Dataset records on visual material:
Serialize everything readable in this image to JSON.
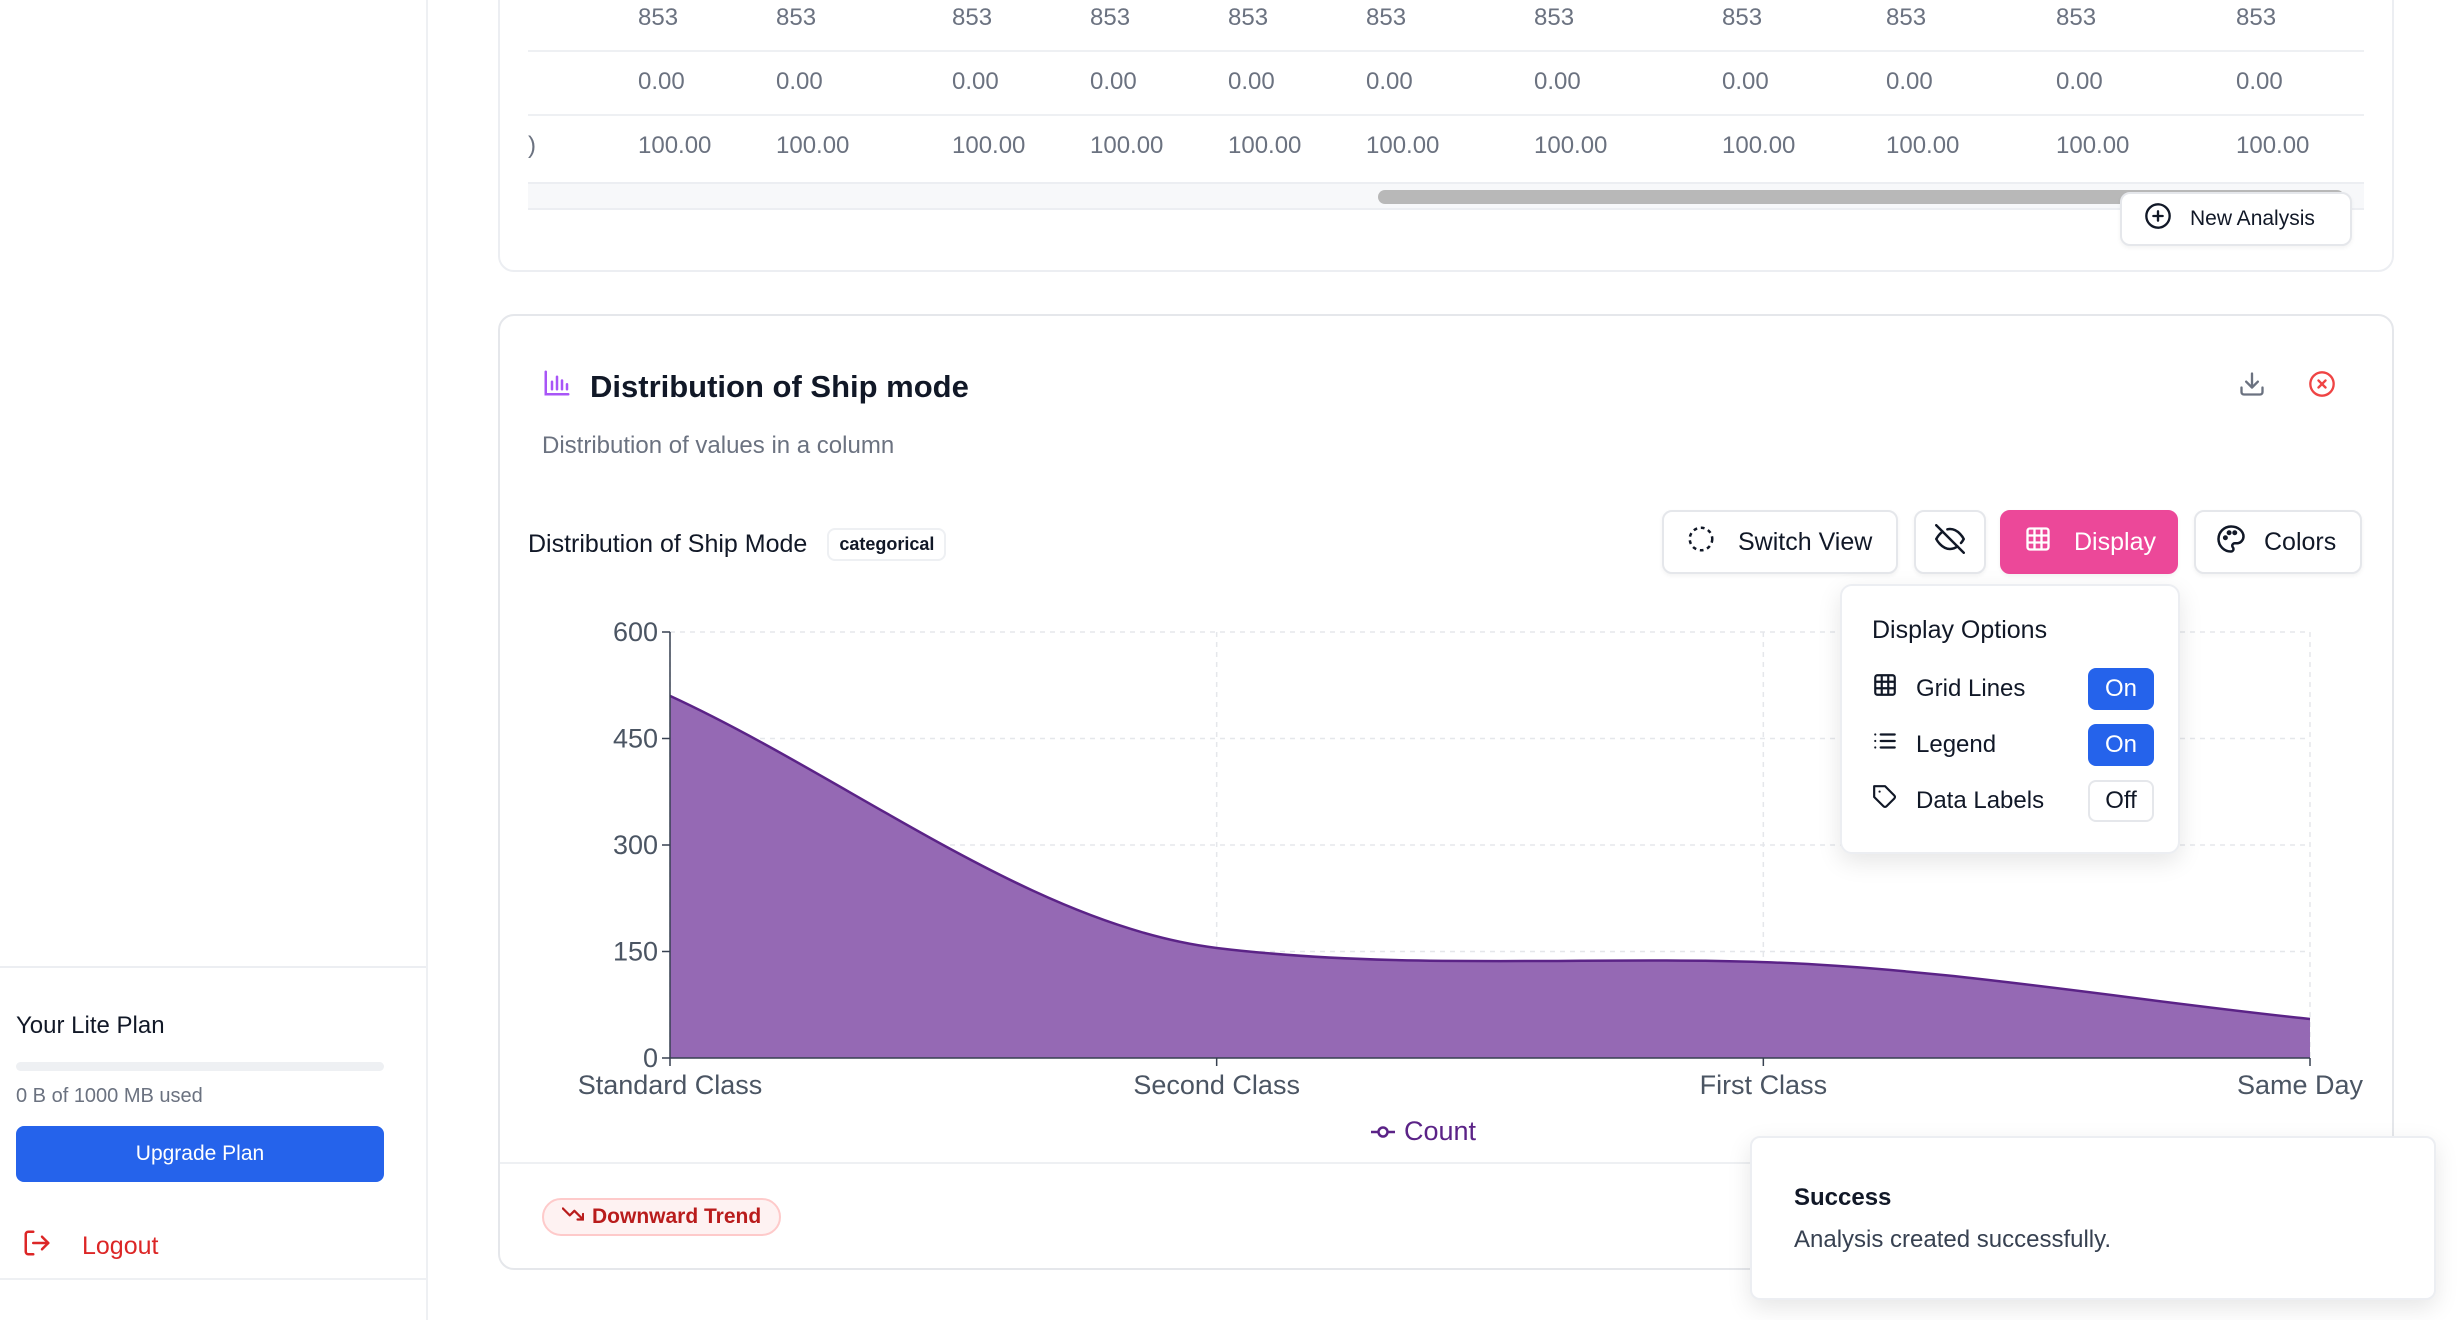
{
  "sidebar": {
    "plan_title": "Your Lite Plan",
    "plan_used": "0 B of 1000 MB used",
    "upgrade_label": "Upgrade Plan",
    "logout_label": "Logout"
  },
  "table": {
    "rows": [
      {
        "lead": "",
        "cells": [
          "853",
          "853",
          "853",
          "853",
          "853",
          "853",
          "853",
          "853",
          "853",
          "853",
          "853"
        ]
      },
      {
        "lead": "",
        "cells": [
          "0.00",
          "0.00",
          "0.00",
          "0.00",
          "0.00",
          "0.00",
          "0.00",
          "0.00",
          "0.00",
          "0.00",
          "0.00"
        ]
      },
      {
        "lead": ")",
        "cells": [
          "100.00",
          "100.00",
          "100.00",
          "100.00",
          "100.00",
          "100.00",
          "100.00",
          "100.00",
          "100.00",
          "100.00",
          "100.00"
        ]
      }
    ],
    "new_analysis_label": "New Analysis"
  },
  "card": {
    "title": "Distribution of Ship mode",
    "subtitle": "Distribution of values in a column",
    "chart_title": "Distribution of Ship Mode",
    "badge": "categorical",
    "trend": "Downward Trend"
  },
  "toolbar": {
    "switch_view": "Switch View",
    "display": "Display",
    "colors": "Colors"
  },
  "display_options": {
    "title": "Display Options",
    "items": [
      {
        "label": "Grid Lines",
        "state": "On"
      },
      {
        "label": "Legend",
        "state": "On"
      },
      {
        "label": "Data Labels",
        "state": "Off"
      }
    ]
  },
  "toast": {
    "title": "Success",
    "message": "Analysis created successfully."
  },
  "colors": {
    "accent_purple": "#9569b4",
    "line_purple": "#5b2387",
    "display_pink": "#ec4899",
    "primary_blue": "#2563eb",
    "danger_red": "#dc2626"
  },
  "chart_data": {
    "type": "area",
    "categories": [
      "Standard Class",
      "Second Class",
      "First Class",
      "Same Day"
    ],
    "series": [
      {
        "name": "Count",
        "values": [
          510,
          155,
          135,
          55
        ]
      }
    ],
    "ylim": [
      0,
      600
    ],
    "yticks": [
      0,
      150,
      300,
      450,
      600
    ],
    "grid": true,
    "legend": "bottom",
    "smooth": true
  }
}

- What you should do
All records above are to be printed exactly, minus the pictures they contain.

- Answer for this exercise
Serialize everything readable in this image to JSON.
{
  "sidebar": {
    "plan_title": "Your Lite Plan",
    "plan_used": "0 B of 1000 MB used",
    "upgrade_label": "Upgrade Plan",
    "logout_label": "Logout"
  },
  "table": {
    "rows": [
      {
        "lead": "",
        "cells": [
          "853",
          "853",
          "853",
          "853",
          "853",
          "853",
          "853",
          "853",
          "853",
          "853",
          "853"
        ]
      },
      {
        "lead": "",
        "cells": [
          "0.00",
          "0.00",
          "0.00",
          "0.00",
          "0.00",
          "0.00",
          "0.00",
          "0.00",
          "0.00",
          "0.00",
          "0.00"
        ]
      },
      {
        "lead": ")",
        "cells": [
          "100.00",
          "100.00",
          "100.00",
          "100.00",
          "100.00",
          "100.00",
          "100.00",
          "100.00",
          "100.00",
          "100.00",
          "100.00"
        ]
      }
    ],
    "new_analysis_label": "New Analysis"
  },
  "card": {
    "title": "Distribution of Ship mode",
    "subtitle": "Distribution of values in a column",
    "chart_title": "Distribution of Ship Mode",
    "badge": "categorical",
    "trend": "Downward Trend"
  },
  "toolbar": {
    "switch_view": "Switch View",
    "display": "Display",
    "colors": "Colors"
  },
  "display_options": {
    "title": "Display Options",
    "items": [
      {
        "label": "Grid Lines",
        "state": "On"
      },
      {
        "label": "Legend",
        "state": "On"
      },
      {
        "label": "Data Labels",
        "state": "Off"
      }
    ]
  },
  "toast": {
    "title": "Success",
    "message": "Analysis created successfully."
  },
  "colors": {
    "accent_purple": "#9569b4",
    "line_purple": "#5b2387",
    "display_pink": "#ec4899",
    "primary_blue": "#2563eb",
    "danger_red": "#dc2626"
  },
  "chart_data": {
    "type": "area",
    "categories": [
      "Standard Class",
      "Second Class",
      "First Class",
      "Same Day"
    ],
    "series": [
      {
        "name": "Count",
        "values": [
          510,
          155,
          135,
          55
        ]
      }
    ],
    "ylim": [
      0,
      600
    ],
    "yticks": [
      0,
      150,
      300,
      450,
      600
    ],
    "grid": true,
    "legend": "bottom",
    "smooth": true
  }
}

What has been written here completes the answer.